Dataset items

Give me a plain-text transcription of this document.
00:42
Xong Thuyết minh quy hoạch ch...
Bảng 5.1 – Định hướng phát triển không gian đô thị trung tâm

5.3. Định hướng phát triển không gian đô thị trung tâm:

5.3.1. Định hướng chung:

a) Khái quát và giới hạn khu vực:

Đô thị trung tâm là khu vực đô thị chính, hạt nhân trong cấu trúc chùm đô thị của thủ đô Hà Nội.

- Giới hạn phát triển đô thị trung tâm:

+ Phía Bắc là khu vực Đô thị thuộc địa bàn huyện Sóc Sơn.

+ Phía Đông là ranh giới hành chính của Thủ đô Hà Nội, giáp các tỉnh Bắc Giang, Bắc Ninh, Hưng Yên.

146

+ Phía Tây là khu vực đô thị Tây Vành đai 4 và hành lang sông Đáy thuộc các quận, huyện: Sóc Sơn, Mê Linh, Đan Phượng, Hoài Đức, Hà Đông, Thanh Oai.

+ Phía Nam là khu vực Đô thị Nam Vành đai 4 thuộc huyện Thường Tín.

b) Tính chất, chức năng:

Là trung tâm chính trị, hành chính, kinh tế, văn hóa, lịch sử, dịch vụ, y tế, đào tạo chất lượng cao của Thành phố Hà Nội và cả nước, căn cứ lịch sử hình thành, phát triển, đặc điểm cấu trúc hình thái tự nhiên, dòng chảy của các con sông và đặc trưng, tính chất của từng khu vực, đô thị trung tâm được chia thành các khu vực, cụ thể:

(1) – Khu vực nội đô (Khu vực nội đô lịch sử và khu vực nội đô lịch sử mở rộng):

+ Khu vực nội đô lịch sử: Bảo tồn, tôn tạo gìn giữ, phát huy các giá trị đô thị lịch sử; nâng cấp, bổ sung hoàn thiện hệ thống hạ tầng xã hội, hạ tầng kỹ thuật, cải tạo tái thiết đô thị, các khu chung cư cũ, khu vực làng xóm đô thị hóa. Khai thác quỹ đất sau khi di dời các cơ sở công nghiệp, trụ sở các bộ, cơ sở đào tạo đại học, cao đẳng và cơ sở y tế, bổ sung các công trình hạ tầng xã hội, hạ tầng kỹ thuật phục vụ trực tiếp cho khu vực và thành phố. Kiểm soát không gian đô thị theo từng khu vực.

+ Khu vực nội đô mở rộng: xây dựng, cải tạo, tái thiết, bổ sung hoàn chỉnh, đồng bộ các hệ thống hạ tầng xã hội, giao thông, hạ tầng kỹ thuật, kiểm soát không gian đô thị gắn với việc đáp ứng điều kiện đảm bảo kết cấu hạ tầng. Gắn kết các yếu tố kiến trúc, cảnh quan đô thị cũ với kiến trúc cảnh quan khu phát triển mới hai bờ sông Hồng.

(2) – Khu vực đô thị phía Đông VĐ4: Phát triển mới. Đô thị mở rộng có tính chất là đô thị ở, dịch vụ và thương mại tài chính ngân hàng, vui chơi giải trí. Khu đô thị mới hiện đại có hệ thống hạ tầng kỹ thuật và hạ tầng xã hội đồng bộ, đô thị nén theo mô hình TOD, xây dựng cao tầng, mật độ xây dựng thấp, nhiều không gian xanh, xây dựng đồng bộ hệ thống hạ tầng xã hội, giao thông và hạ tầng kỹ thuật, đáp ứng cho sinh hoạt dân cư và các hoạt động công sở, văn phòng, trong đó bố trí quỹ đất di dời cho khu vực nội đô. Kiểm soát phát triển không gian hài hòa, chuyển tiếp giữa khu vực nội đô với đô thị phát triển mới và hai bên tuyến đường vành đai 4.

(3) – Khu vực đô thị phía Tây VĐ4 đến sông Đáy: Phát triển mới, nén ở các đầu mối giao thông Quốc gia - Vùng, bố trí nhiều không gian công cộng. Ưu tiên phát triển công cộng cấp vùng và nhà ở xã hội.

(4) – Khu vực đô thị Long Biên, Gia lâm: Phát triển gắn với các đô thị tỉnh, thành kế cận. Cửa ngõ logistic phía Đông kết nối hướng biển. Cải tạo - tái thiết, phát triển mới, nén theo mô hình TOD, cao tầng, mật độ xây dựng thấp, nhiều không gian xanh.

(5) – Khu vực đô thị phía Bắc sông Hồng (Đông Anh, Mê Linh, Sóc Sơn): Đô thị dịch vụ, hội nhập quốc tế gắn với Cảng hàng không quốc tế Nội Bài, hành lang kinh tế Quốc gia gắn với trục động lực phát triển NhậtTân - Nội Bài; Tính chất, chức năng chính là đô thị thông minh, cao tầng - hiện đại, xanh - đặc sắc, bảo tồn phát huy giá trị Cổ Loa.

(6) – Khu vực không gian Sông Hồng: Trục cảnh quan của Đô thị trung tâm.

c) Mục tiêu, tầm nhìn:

* **To be done**
Transcribe every record above exactly as it appears.

* **Written answer**
Give me a plain-text transcription of this document.
00:42
Xong Thuyết minh quy hoạch ch...
Bảng 5.1 – Định hướng phát triển không gian đô thị trung tâm

5.3. Định hướng phát triển không gian đô thị trung tâm:

5.3.1. Định hướng chung:

a) Khái quát và giới hạn khu vực:

Đô thị trung tâm là khu vực đô thị chính, hạt nhân trong cấu trúc chùm đô thị của thủ đô Hà Nội.

- Giới hạn phát triển đô thị trung tâm:

+ Phía Bắc là khu vực Đô thị thuộc địa bàn huyện Sóc Sơn.

+ Phía Đông là ranh giới hành chính của Thủ đô Hà Nội, giáp các tỉnh Bắc Giang, Bắc Ninh, Hưng Yên.

146

+ Phía Tây là khu vực đô thị Tây Vành đai 4 và hành lang sông Đáy thuộc các quận, huyện: Sóc Sơn, Mê Linh, Đan Phượng, Hoài Đức, Hà Đông, Thanh Oai.

+ Phía Nam là khu vực Đô thị Nam Vành đai 4 thuộc huyện Thường Tín.

b) Tính chất, chức năng:

Là trung tâm chính trị, hành chính, kinh tế, văn hóa, lịch sử, dịch vụ, y tế, đào tạo chất lượng cao của Thành phố Hà Nội và cả nước, căn cứ lịch sử hình thành, phát triển, đặc điểm cấu trúc hình thái tự nhiên, dòng chảy của các con sông và đặc trưng, tính chất của từng khu vực, đô thị trung tâm được chia thành các khu vực, cụ thể:

(1) – Khu vực nội đô (Khu vực nội đô lịch sử và khu vực nội đô lịch sử mở rộng):

+ Khu vực nội đô lịch sử: Bảo tồn, tôn tạo gìn giữ, phát huy các giá trị đô thị lịch sử; nâng cấp, bổ sung hoàn thiện hệ thống hạ tầng xã hội, hạ tầng kỹ thuật, cải tạo tái thiết đô thị, các khu chung cư cũ, khu vực làng xóm đô thị hóa. Khai thác quỹ đất sau khi di dời các cơ sở công nghiệp, trụ sở các bộ, cơ sở đào tạo đại học, cao đẳng và cơ sở y tế, bổ sung các công trình hạ tầng xã hội, hạ tầng kỹ thuật phục vụ trực tiếp cho khu vực và thành phố. Kiểm soát không gian đô thị theo từng khu vực.

+ Khu vực nội đô mở rộng: xây dựng, cải tạo, tái thiết, bổ sung hoàn chỉnh, đồng bộ các hệ thống hạ tầng xã hội, giao thông, hạ tầng kỹ thuật, kiểm soát không gian đô thị gắn với việc đáp ứng điều kiện đảm bảo kết cấu hạ tầng. Gắn kết các yếu tố kiến trúc, cảnh quan đô thị cũ với kiến trúc cảnh quan khu phát triển mới hai bờ sông Hồng.

(2) – Khu vực đô thị phía Đông VĐ4: Phát triển mới. Đô thị mở rộng có tính chất là đô thị ở, dịch vụ và thương mại tài chính ngân hàng, vui chơi giải trí. Khu đô thị mới hiện đại có hệ thống hạ tầng kỹ thuật và hạ tầng xã hội đồng bộ, đô thị nén theo mô hình TOD, xây dựng cao tầng, mật độ xây dựng thấp, nhiều không gian xanh, xây dựng đồng bộ hệ thống hạ tầng xã hội, giao thông và hạ tầng kỹ thuật, đáp ứng cho sinh hoạt dân cư và các hoạt động công sở, văn phòng, trong đó bố trí quỹ đất di dời cho khu vực nội đô. Kiểm soát phát triển không gian hài hòa, chuyển tiếp giữa khu vực nội đô với đô thị phát triển mới và hai bên tuyến đường vành đai 4.

(3) – Khu vực đô thị phía Tây VĐ4 đến sông Đáy: Phát triển mới, nén ở các đầu mối giao thông Quốc gia - Vùng, bố trí nhiều không gian công cộng. Ưu tiên phát triển công cộng cấp vùng và nhà ở xã hội.

(4) – Khu vực đô thị Long Biên, Gia lâm: Phát triển gắn với các đô thị tỉnh, thành kế cận. Cửa ngõ logistic phía Đông kết nối hướng biển. Cải tạo - tái thiết, phát triển mới, nén theo mô hình TOD, cao tầng, mật độ xây dựng thấp, nhiều không gian xanh.

(5) – Khu vực đô thị phía Bắc sông Hồng (Đông Anh, Mê Linh, Sóc Sơn): Đô thị dịch vụ, hội nhập quốc tế gắn với Cảng hàng không quốc tế Nội Bài, hành lang kinh tế Quốc gia gắn với trục động lực phát triển NhậtTân - Nội Bài; Tính chất, chức năng chính là đô thị thông minh, cao tầng - hiện đại, xanh - đặc sắc, bảo tồn phát huy giá trị Cổ Loa.

(6) – Khu vực không gian Sông Hồng: Trục cảnh quan của Đô thị trung tâm.

c) Mục tiêu, tầm nhìn:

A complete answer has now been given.